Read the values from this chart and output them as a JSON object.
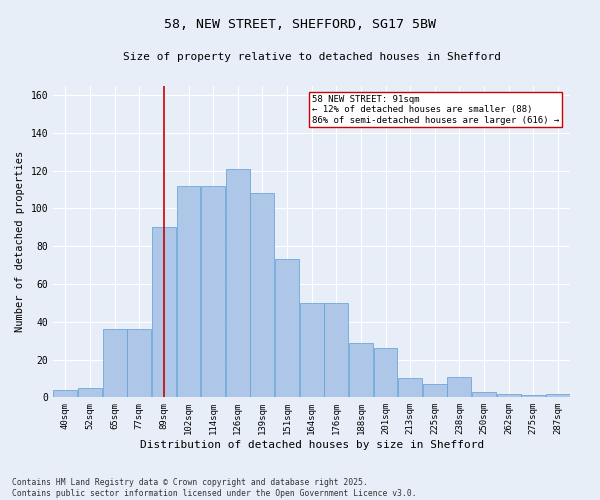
{
  "title1": "58, NEW STREET, SHEFFORD, SG17 5BW",
  "title2": "Size of property relative to detached houses in Shefford",
  "xlabel": "Distribution of detached houses by size in Shefford",
  "ylabel": "Number of detached properties",
  "categories": [
    "40sqm",
    "52sqm",
    "65sqm",
    "77sqm",
    "89sqm",
    "102sqm",
    "114sqm",
    "126sqm",
    "139sqm",
    "151sqm",
    "164sqm",
    "176sqm",
    "188sqm",
    "201sqm",
    "213sqm",
    "225sqm",
    "238sqm",
    "250sqm",
    "262sqm",
    "275sqm",
    "287sqm"
  ],
  "values": [
    4,
    5,
    36,
    36,
    90,
    112,
    112,
    121,
    108,
    73,
    50,
    50,
    29,
    26,
    10,
    7,
    11,
    3,
    2,
    1,
    2
  ],
  "bar_color": "#aec6e8",
  "bar_edge_color": "#5a9fd4",
  "vline_x_index": 4,
  "vline_color": "#cc0000",
  "annotation_text": "58 NEW STREET: 91sqm\n← 12% of detached houses are smaller (88)\n86% of semi-detached houses are larger (616) →",
  "annotation_box_color": "#ffffff",
  "annotation_box_edge": "#cc0000",
  "ylim": [
    0,
    165
  ],
  "yticks": [
    0,
    20,
    40,
    60,
    80,
    100,
    120,
    140,
    160
  ],
  "bg_color": "#e8eef8",
  "grid_color": "#ffffff",
  "footnote": "Contains HM Land Registry data © Crown copyright and database right 2025.\nContains public sector information licensed under the Open Government Licence v3.0."
}
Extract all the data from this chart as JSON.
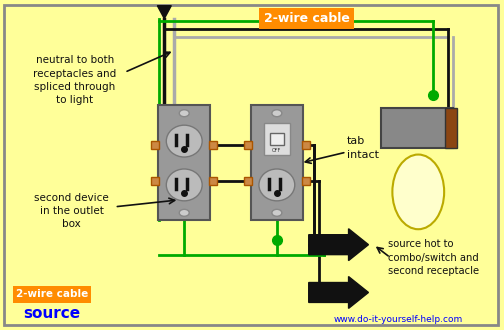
{
  "bg_color": "#FFFF99",
  "border_color": "#888888",
  "title_text": "2-wire cable",
  "title_color": "#FF8C00",
  "title_text2": "2-wire cable",
  "source_label": "source",
  "website": "www.do-it-yourself-help.com",
  "wire_black": "#111111",
  "wire_white": "#AAAAAA",
  "wire_green": "#00AA00",
  "wire_orange": "#CC6600",
  "outlet_gray": "#999999",
  "label1": "neutral to both\nreceptacles and\nspliced through\nto light",
  "label2": "second device\nin the outlet\nbox",
  "label3": "tab\nintact",
  "label4": "source hot to\ncombo/switch and\nsecond receptacle"
}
◇ ◇ ◇ ◇ ◇
**GIVEN TASK:** Retype the data above exactly; pictures are not part of the copy.

**ANSWER TO THIS PROBLEM:**
Read the values from this chart and output them as a JSON object.
{
  "title1": "58, NEW STREET, SHEFFORD, SG17 5BW",
  "title2": "Size of property relative to detached houses in Shefford",
  "xlabel": "Distribution of detached houses by size in Shefford",
  "ylabel": "Number of detached properties",
  "categories": [
    "40sqm",
    "52sqm",
    "65sqm",
    "77sqm",
    "89sqm",
    "102sqm",
    "114sqm",
    "126sqm",
    "139sqm",
    "151sqm",
    "164sqm",
    "176sqm",
    "188sqm",
    "201sqm",
    "213sqm",
    "225sqm",
    "238sqm",
    "250sqm",
    "262sqm",
    "275sqm",
    "287sqm"
  ],
  "values": [
    4,
    5,
    36,
    36,
    90,
    112,
    112,
    121,
    108,
    73,
    50,
    50,
    29,
    26,
    10,
    7,
    11,
    3,
    2,
    1,
    2
  ],
  "bar_color": "#aec6e8",
  "bar_edge_color": "#5a9fd4",
  "vline_x_index": 4,
  "vline_color": "#cc0000",
  "annotation_text": "58 NEW STREET: 91sqm\n← 12% of detached houses are smaller (88)\n86% of semi-detached houses are larger (616) →",
  "annotation_box_color": "#ffffff",
  "annotation_box_edge": "#cc0000",
  "ylim": [
    0,
    165
  ],
  "yticks": [
    0,
    20,
    40,
    60,
    80,
    100,
    120,
    140,
    160
  ],
  "bg_color": "#e8eef8",
  "grid_color": "#ffffff",
  "footnote": "Contains HM Land Registry data © Crown copyright and database right 2025.\nContains public sector information licensed under the Open Government Licence v3.0."
}
Extract all the data from this chart as JSON.
{
  "bg_color": "#FFFF99",
  "border_color": "#888888",
  "title_text": "2-wire cable",
  "title_color": "#FF8C00",
  "title_text2": "2-wire cable",
  "source_label": "source",
  "website": "www.do-it-yourself-help.com",
  "wire_black": "#111111",
  "wire_white": "#AAAAAA",
  "wire_green": "#00AA00",
  "wire_orange": "#CC6600",
  "outlet_gray": "#999999",
  "label1": "neutral to both\nreceptacles and\nspliced through\nto light",
  "label2": "second device\nin the outlet\nbox",
  "label3": "tab\nintact",
  "label4": "source hot to\ncombo/switch and\nsecond receptacle"
}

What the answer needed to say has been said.